§ **WHAT NEEDS TO BE DONE**: Repeat exactly each line of the data provided below.

§ **RECORDS SUPPLIED**:
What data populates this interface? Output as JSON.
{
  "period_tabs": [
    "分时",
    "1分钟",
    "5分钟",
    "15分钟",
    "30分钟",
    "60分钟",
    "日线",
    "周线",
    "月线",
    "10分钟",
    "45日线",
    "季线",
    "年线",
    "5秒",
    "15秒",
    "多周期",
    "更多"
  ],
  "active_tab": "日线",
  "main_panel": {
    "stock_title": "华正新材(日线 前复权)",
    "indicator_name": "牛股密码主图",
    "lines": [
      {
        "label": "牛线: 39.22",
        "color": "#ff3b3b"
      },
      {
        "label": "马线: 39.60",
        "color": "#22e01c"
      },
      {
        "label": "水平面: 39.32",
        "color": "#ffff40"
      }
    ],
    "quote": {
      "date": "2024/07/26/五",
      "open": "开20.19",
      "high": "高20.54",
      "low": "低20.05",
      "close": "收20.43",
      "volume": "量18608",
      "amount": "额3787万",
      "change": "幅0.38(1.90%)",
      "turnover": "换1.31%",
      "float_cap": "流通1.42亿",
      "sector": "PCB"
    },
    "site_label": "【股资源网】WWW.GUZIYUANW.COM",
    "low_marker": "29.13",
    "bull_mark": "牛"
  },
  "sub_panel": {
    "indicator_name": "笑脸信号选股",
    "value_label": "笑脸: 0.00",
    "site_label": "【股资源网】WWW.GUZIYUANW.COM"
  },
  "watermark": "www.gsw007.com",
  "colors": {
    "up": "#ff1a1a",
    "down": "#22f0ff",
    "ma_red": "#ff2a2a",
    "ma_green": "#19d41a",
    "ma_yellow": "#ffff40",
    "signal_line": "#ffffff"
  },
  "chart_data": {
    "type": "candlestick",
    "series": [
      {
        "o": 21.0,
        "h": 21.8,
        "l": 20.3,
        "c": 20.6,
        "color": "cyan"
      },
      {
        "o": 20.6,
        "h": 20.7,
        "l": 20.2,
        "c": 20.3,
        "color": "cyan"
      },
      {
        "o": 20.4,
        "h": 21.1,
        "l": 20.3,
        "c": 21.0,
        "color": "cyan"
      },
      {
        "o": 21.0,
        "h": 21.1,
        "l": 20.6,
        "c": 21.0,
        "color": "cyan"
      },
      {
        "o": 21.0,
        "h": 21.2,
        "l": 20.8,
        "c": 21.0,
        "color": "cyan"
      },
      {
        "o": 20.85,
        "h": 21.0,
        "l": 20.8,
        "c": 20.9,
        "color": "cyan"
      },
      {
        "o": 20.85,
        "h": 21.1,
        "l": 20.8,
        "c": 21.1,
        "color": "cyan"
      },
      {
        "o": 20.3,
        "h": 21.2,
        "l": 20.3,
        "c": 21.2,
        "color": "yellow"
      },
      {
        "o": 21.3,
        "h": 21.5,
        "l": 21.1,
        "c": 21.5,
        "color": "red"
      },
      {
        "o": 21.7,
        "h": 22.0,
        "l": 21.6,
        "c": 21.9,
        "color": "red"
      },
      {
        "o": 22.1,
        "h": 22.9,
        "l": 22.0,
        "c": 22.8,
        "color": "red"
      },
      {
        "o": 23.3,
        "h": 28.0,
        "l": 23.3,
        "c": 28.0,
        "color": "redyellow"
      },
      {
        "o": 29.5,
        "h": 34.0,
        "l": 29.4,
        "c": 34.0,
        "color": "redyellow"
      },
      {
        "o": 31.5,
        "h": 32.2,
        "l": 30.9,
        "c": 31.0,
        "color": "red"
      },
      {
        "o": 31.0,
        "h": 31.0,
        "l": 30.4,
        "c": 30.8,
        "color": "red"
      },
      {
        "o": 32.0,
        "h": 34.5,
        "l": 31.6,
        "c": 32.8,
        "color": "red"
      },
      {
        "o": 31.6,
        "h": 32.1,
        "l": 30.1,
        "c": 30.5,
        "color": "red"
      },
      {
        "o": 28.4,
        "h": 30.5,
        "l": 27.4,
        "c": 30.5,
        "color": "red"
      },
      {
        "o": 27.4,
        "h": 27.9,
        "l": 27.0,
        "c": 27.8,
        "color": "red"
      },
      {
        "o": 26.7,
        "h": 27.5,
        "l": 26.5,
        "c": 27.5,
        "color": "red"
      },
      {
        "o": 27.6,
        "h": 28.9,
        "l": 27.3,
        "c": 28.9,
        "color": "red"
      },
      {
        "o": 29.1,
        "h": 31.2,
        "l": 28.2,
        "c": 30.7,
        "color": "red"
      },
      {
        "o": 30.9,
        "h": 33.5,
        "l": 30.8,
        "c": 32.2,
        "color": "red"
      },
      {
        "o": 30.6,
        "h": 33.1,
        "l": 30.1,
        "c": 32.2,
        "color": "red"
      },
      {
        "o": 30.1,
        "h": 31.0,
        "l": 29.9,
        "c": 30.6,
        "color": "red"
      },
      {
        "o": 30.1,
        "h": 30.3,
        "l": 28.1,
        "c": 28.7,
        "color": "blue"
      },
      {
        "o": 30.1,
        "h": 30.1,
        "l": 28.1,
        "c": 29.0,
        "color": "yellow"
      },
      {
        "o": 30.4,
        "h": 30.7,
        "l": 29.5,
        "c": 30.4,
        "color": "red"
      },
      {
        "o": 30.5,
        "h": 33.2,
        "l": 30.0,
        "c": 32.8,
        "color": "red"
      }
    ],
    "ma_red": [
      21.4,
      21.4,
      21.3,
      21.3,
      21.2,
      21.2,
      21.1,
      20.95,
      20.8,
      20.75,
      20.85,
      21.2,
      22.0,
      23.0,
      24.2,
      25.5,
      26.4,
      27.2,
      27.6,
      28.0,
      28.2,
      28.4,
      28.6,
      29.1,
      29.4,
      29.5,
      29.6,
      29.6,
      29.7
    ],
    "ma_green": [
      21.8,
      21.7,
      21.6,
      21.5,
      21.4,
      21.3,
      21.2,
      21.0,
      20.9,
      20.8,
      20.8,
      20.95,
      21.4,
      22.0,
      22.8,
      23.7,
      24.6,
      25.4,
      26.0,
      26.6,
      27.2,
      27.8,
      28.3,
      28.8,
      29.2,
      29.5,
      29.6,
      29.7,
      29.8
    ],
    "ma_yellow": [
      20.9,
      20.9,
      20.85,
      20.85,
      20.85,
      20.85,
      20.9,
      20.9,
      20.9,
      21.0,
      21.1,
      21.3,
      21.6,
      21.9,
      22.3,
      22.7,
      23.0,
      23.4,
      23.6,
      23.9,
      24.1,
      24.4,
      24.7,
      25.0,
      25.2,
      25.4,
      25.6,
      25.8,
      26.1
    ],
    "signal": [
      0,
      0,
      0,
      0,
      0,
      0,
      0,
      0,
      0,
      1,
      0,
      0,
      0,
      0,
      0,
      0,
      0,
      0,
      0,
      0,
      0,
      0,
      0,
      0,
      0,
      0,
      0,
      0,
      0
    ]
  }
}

§ **EXERCISE SOLUTION**:
What data populates this interface? Output as JSON.
{
  "period_tabs": [
    "分时",
    "1分钟",
    "5分钟",
    "15分钟",
    "30分钟",
    "60分钟",
    "日线",
    "周线",
    "月线",
    "10分钟",
    "45日线",
    "季线",
    "年线",
    "5秒",
    "15秒",
    "多周期",
    "更多"
  ],
  "active_tab": "日线",
  "main_panel": {
    "stock_title": "华正新材(日线 前复权)",
    "indicator_name": "牛股密码主图",
    "lines": [
      {
        "label": "牛线: 39.22",
        "color": "#ff3b3b"
      },
      {
        "label": "马线: 39.60",
        "color": "#22e01c"
      },
      {
        "label": "水平面: 39.32",
        "color": "#ffff40"
      }
    ],
    "quote": {
      "date": "2024/07/26/五",
      "open": "开20.19",
      "high": "高20.54",
      "low": "低20.05",
      "close": "收20.43",
      "volume": "量18608",
      "amount": "额3787万",
      "change": "幅0.38(1.90%)",
      "turnover": "换1.31%",
      "float_cap": "流通1.42亿",
      "sector": "PCB"
    },
    "site_label": "【股资源网】WWW.GUZIYUANW.COM",
    "low_marker": "29.13",
    "bull_mark": "牛"
  },
  "sub_panel": {
    "indicator_name": "笑脸信号选股",
    "value_label": "笑脸: 0.00",
    "site_label": "【股资源网】WWW.GUZIYUANW.COM"
  },
  "watermark": "www.gsw007.com",
  "colors": {
    "up": "#ff1a1a",
    "down": "#22f0ff",
    "ma_red": "#ff2a2a",
    "ma_green": "#19d41a",
    "ma_yellow": "#ffff40",
    "signal_line": "#ffffff"
  },
  "chart_data": {
    "type": "candlestick",
    "series": [
      {
        "o": 21.0,
        "h": 21.8,
        "l": 20.3,
        "c": 20.6,
        "color": "cyan"
      },
      {
        "o": 20.6,
        "h": 20.7,
        "l": 20.2,
        "c": 20.3,
        "color": "cyan"
      },
      {
        "o": 20.4,
        "h": 21.1,
        "l": 20.3,
        "c": 21.0,
        "color": "cyan"
      },
      {
        "o": 21.0,
        "h": 21.1,
        "l": 20.6,
        "c": 21.0,
        "color": "cyan"
      },
      {
        "o": 21.0,
        "h": 21.2,
        "l": 20.8,
        "c": 21.0,
        "color": "cyan"
      },
      {
        "o": 20.85,
        "h": 21.0,
        "l": 20.8,
        "c": 20.9,
        "color": "cyan"
      },
      {
        "o": 20.85,
        "h": 21.1,
        "l": 20.8,
        "c": 21.1,
        "color": "cyan"
      },
      {
        "o": 20.3,
        "h": 21.2,
        "l": 20.3,
        "c": 21.2,
        "color": "yellow"
      },
      {
        "o": 21.3,
        "h": 21.5,
        "l": 21.1,
        "c": 21.5,
        "color": "red"
      },
      {
        "o": 21.7,
        "h": 22.0,
        "l": 21.6,
        "c": 21.9,
        "color": "red"
      },
      {
        "o": 22.1,
        "h": 22.9,
        "l": 22.0,
        "c": 22.8,
        "color": "red"
      },
      {
        "o": 23.3,
        "h": 28.0,
        "l": 23.3,
        "c": 28.0,
        "color": "redyellow"
      },
      {
        "o": 29.5,
        "h": 34.0,
        "l": 29.4,
        "c": 34.0,
        "color": "redyellow"
      },
      {
        "o": 31.5,
        "h": 32.2,
        "l": 30.9,
        "c": 31.0,
        "color": "red"
      },
      {
        "o": 31.0,
        "h": 31.0,
        "l": 30.4,
        "c": 30.8,
        "color": "red"
      },
      {
        "o": 32.0,
        "h": 34.5,
        "l": 31.6,
        "c": 32.8,
        "color": "red"
      },
      {
        "o": 31.6,
        "h": 32.1,
        "l": 30.1,
        "c": 30.5,
        "color": "red"
      },
      {
        "o": 28.4,
        "h": 30.5,
        "l": 27.4,
        "c": 30.5,
        "color": "red"
      },
      {
        "o": 27.4,
        "h": 27.9,
        "l": 27.0,
        "c": 27.8,
        "color": "red"
      },
      {
        "o": 26.7,
        "h": 27.5,
        "l": 26.5,
        "c": 27.5,
        "color": "red"
      },
      {
        "o": 27.6,
        "h": 28.9,
        "l": 27.3,
        "c": 28.9,
        "color": "red"
      },
      {
        "o": 29.1,
        "h": 31.2,
        "l": 28.2,
        "c": 30.7,
        "color": "red"
      },
      {
        "o": 30.9,
        "h": 33.5,
        "l": 30.8,
        "c": 32.2,
        "color": "red"
      },
      {
        "o": 30.6,
        "h": 33.1,
        "l": 30.1,
        "c": 32.2,
        "color": "red"
      },
      {
        "o": 30.1,
        "h": 31.0,
        "l": 29.9,
        "c": 30.6,
        "color": "red"
      },
      {
        "o": 30.1,
        "h": 30.3,
        "l": 28.1,
        "c": 28.7,
        "color": "blue"
      },
      {
        "o": 30.1,
        "h": 30.1,
        "l": 28.1,
        "c": 29.0,
        "color": "yellow"
      },
      {
        "o": 30.4,
        "h": 30.7,
        "l": 29.5,
        "c": 30.4,
        "color": "red"
      },
      {
        "o": 30.5,
        "h": 33.2,
        "l": 30.0,
        "c": 32.8,
        "color": "red"
      }
    ],
    "ma_red": [
      21.4,
      21.4,
      21.3,
      21.3,
      21.2,
      21.2,
      21.1,
      20.95,
      20.8,
      20.75,
      20.85,
      21.2,
      22.0,
      23.0,
      24.2,
      25.5,
      26.4,
      27.2,
      27.6,
      28.0,
      28.2,
      28.4,
      28.6,
      29.1,
      29.4,
      29.5,
      29.6,
      29.6,
      29.7
    ],
    "ma_green": [
      21.8,
      21.7,
      21.6,
      21.5,
      21.4,
      21.3,
      21.2,
      21.0,
      20.9,
      20.8,
      20.8,
      20.95,
      21.4,
      22.0,
      22.8,
      23.7,
      24.6,
      25.4,
      26.0,
      26.6,
      27.2,
      27.8,
      28.3,
      28.8,
      29.2,
      29.5,
      29.6,
      29.7,
      29.8
    ],
    "ma_yellow": [
      20.9,
      20.9,
      20.85,
      20.85,
      20.85,
      20.85,
      20.9,
      20.9,
      20.9,
      21.0,
      21.1,
      21.3,
      21.6,
      21.9,
      22.3,
      22.7,
      23.0,
      23.4,
      23.6,
      23.9,
      24.1,
      24.4,
      24.7,
      25.0,
      25.2,
      25.4,
      25.6,
      25.8,
      26.1
    ],
    "signal": [
      0,
      0,
      0,
      0,
      0,
      0,
      0,
      0,
      0,
      1,
      0,
      0,
      0,
      0,
      0,
      0,
      0,
      0,
      0,
      0,
      0,
      0,
      0,
      0,
      0,
      0,
      0,
      0,
      0
    ]
  }
}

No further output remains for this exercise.